**WHAT TO DO**
1. Decide whether each statement (a), (b), and (c) agrees with the radio program page, answering yes or no and quoting the deciding words of the page. (a) The program was broadcast from studios at the top of the Dundrum Shopping centre. (b) The group spent three hours hunting for mushrooms. (c) The cut flesh of the favorite mushroom changes from yellow to blue.
2. Extract the passage of the radio program page between "Out of all the" and "identification after lunch.", inclusive.

**QUOTED PASSAGE**
Program 09
Wednesday
Nov 4, 2009
Program 9 in the 10 part radio series “Grow it, Cook it, Eat it” presented by Michael Lemass is being broadcast today at 4.30pm, Wednesday 4th of November from the top of the Dundrum Shopping centre in Dublin South FM 93.9 studios!
This program features a mushroom hunt day out in Avondale House, Co Wicklow which was Charles Stewart Parnell’s home. The grounds have a huge variety of trees and therefore loads of mushrooms.
Out of all the photos and mushrooms I saw on the hunt this one is my favorite. I found and picked one of these and even Bill got quite excited by the find! I just love the colour of them and when you cut into the flesh it reacts to the oxygen in the air which turns the yellow flesh to blue reminding me of mackerel skin for some reason. This colour scheme darkens further when cooked on the pan.
A magical mushroom with personality, not the psycho-active stuff!!

The program begins with Bill O’Dea (www.mushroomstuff.com) giving a slide show and telling the group of about 40 adults and children all about mushrooms.
We then go out for two and a half hours with baskets to hunt for any mushrooms we can find, edible or poisonous, and bring them back to base for identification after lunch.
Various edible mushrooms which were purchased are then fried up on pans as well as a few wild mushrooms which the experts are positive are safe and tasty.
Everyone gets to try some of the different varieties while speculating about some of the mushrooms that are in the baskets.

**Collected data**
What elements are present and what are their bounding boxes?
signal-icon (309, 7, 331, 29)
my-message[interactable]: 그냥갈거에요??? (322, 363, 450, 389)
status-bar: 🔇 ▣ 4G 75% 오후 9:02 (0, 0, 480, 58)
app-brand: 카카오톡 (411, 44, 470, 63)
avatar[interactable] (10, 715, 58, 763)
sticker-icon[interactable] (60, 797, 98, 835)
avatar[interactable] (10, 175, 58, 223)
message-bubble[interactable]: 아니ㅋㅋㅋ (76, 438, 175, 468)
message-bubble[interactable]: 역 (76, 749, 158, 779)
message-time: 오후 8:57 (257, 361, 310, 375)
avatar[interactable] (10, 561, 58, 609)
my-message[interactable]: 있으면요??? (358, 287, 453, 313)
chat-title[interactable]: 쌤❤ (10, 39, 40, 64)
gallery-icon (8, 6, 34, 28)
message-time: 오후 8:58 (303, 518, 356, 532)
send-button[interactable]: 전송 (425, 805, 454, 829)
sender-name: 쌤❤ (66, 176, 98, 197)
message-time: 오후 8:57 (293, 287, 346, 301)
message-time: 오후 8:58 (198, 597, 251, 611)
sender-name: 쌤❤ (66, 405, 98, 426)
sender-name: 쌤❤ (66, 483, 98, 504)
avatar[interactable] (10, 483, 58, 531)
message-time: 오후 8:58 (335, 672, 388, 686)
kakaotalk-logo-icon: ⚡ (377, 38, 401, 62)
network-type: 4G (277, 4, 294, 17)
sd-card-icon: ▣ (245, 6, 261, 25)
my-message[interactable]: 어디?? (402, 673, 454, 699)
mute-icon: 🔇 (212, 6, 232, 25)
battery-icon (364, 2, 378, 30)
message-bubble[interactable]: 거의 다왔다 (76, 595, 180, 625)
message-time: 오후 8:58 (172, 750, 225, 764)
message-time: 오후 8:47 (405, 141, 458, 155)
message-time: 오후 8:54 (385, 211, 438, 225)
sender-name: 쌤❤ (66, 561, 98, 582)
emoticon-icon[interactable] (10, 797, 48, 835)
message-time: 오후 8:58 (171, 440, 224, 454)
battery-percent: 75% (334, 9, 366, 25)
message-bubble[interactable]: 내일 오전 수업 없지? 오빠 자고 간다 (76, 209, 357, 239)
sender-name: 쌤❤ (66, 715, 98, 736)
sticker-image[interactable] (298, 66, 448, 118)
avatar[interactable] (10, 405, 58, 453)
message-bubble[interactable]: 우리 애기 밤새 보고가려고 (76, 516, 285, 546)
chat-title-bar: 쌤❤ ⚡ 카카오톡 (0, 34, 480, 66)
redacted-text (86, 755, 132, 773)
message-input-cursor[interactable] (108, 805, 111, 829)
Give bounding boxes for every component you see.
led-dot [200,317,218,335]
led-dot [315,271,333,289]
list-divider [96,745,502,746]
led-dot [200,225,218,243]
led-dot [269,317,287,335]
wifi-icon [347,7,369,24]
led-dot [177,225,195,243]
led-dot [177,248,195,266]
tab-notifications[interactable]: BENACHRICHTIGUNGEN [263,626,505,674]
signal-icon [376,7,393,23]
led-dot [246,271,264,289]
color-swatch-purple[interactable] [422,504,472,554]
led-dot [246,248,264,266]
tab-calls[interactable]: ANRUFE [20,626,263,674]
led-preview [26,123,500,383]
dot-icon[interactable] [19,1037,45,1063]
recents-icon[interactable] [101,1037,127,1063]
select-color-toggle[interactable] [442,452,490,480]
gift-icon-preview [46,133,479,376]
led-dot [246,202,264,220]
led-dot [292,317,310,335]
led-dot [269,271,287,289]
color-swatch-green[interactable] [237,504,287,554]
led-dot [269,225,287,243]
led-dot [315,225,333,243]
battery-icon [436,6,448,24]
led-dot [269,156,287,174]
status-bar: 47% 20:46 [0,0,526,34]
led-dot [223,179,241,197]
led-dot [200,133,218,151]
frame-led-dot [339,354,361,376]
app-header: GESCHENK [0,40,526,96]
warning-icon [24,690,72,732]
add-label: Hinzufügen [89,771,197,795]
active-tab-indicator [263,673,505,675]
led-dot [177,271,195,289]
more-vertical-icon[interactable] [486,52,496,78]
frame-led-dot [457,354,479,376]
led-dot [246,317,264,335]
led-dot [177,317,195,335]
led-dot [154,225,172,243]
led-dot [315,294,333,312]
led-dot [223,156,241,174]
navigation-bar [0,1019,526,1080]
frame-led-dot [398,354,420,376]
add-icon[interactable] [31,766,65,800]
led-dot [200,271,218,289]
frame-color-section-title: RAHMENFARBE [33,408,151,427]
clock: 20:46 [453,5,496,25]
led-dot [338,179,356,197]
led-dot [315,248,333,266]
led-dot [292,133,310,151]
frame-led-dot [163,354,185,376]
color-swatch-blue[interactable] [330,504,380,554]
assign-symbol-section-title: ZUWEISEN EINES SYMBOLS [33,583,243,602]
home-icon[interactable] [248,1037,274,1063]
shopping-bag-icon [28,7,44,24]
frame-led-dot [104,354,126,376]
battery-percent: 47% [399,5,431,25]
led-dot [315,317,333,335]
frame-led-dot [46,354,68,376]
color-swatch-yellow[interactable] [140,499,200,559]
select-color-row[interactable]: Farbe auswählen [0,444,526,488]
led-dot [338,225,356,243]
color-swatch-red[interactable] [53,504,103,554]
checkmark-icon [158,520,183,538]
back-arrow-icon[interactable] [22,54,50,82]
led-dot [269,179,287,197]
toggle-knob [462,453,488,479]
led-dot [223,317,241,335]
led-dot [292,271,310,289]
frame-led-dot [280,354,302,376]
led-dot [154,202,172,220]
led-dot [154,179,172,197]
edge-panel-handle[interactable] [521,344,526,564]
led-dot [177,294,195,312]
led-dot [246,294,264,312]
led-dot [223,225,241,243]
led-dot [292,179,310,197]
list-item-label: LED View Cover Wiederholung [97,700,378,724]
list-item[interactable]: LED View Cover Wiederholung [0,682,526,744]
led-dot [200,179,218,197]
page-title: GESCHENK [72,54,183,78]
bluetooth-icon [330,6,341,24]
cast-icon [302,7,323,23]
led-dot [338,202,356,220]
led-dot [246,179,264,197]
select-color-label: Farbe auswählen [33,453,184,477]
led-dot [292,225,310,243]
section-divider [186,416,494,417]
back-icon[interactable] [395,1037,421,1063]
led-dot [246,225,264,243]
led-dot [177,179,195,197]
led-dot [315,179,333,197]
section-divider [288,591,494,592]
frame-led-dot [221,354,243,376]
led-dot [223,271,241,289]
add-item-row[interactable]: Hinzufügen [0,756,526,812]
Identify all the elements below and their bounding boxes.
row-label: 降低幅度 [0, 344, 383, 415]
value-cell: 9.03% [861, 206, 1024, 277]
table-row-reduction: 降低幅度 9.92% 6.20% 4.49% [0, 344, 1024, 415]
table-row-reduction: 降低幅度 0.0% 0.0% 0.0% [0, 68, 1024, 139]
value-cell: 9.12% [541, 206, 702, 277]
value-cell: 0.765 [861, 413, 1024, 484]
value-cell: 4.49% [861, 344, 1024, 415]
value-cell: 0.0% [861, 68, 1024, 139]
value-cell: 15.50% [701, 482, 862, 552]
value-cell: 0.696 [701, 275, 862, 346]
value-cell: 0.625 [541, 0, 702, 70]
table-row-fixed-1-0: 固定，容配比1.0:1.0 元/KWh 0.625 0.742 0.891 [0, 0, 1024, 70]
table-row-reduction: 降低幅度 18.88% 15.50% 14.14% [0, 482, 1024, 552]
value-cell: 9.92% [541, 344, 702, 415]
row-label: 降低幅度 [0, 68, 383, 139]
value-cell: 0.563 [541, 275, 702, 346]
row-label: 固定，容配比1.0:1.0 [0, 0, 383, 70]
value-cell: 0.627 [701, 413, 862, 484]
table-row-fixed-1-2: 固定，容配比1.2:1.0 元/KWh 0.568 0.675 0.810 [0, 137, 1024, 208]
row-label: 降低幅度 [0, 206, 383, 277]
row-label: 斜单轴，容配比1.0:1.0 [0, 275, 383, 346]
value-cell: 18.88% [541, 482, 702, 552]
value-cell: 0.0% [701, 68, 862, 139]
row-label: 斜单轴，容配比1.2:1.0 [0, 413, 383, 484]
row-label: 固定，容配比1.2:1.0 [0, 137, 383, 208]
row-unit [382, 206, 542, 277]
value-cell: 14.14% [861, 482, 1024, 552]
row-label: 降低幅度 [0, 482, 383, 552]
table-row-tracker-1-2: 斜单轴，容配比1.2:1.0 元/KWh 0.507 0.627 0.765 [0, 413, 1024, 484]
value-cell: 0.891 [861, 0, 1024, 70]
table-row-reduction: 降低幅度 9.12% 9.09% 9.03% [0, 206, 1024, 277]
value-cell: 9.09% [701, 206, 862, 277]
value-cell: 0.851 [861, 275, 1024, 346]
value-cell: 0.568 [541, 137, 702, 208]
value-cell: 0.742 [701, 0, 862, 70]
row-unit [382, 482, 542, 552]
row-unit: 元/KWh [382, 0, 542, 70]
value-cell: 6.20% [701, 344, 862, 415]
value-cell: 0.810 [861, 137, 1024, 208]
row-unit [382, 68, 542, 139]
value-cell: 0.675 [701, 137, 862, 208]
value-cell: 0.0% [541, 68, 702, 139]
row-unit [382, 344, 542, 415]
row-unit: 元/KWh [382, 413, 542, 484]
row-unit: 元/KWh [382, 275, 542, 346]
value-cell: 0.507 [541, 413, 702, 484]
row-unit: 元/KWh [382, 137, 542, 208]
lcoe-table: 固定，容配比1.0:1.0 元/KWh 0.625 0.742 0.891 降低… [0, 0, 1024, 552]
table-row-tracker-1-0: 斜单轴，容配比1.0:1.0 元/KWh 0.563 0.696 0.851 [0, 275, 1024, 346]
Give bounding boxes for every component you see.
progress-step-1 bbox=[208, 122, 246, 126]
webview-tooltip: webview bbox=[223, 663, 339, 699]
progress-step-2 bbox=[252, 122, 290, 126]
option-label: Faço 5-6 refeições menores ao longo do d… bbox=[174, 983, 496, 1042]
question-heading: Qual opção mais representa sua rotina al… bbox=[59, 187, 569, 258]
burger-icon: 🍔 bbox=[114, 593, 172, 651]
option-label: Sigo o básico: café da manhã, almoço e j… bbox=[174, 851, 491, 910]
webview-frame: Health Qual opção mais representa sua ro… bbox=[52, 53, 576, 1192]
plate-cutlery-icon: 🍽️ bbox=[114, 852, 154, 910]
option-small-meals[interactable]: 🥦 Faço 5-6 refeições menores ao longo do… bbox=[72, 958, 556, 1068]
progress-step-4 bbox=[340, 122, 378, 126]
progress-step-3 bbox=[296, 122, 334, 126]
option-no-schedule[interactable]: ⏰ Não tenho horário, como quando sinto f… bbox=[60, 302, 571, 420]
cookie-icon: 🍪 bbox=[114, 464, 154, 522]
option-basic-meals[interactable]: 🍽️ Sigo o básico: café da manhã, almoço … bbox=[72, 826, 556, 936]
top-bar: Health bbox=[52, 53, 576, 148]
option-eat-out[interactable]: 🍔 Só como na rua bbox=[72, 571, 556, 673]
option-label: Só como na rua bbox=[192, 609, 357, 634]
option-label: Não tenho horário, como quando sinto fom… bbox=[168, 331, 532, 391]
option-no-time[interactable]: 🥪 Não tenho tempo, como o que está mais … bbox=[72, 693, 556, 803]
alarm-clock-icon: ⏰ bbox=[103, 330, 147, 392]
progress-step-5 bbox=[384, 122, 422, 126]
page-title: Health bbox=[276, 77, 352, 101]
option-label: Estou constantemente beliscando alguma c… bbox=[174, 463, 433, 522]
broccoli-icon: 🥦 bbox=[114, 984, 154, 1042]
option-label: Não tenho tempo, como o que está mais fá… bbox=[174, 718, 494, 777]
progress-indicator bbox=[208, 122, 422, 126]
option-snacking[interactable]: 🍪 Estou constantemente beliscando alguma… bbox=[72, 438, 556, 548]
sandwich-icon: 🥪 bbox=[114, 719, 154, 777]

**ANSWERS TO THE EXERCISE**
1.
(a) Yes: "from the top of the Dundrum Shopping centre in Dublin South FM 93.9 studios"
(b) No: "We then go out for two and a half hours with baskets"
(c) Yes: "which turns the yellow flesh to blue"

2.
Out of all the photos and mushrooms I saw on the hunt this one is my favorite. I found and picked one of these and even Bill got quite excited by the find! I just love the colour of them and when you cut into the flesh it reacts to the oxygen in the air which turns the yellow flesh to blue reminding me of mackerel skin for some reason. This colour scheme darkens further when cooked on the pan.
A magical mushroom with personality, not the psycho-active stuff!!

The program begins with Bill O’Dea (www.mushroomstuff.com) giving a slide show and telling the group of about 40 adults and children all about mushrooms.
We then go out for two and a half hours with baskets to hunt for any mushrooms we can find, edible or poisonous, and bring them back to base for identification after lunch.